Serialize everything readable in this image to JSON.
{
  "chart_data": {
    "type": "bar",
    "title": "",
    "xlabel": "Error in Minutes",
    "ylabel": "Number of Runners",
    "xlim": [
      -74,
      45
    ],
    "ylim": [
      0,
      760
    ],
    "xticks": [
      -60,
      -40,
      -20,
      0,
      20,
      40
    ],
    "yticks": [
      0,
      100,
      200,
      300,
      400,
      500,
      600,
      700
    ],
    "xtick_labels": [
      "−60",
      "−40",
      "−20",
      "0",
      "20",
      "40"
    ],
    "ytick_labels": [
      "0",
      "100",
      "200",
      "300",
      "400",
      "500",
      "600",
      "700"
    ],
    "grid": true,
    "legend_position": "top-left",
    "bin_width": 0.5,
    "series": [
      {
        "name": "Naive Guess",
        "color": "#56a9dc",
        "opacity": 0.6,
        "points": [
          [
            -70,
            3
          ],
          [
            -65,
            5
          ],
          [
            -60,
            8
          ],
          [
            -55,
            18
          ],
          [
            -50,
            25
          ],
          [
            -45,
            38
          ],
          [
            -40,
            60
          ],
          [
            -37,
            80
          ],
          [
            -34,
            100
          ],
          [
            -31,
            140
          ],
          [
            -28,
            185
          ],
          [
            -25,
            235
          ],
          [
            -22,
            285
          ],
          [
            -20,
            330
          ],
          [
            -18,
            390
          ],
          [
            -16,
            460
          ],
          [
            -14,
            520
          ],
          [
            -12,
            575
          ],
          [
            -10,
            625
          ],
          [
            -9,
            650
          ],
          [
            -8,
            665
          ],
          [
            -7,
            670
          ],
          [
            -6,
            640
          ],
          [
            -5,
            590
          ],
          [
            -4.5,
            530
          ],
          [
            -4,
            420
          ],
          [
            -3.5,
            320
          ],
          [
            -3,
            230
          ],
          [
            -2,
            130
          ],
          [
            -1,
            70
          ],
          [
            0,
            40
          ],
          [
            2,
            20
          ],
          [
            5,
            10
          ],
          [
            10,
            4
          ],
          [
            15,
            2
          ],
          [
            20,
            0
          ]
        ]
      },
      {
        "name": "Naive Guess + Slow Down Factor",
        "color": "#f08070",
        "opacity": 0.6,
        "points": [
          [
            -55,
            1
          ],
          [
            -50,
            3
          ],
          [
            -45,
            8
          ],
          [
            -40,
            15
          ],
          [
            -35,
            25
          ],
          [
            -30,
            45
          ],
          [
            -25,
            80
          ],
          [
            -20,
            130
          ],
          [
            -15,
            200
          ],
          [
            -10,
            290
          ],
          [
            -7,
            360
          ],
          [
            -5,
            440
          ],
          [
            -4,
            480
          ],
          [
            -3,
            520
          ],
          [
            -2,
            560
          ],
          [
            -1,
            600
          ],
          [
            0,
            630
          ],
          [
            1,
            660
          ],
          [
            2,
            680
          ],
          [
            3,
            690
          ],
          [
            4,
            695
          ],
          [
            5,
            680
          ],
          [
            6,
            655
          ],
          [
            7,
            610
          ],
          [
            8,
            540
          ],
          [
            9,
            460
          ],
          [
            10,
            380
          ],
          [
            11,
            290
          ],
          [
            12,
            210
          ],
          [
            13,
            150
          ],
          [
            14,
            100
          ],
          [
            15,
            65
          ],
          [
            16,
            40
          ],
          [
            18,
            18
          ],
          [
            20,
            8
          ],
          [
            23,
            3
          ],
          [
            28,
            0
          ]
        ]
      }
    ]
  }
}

Exercise prompt:
Copy every line of the data that holds the string "Naive".

Finished exercise:
        "name": "Naive Guess",
        "name": "Naive Guess + Slow Down Factor",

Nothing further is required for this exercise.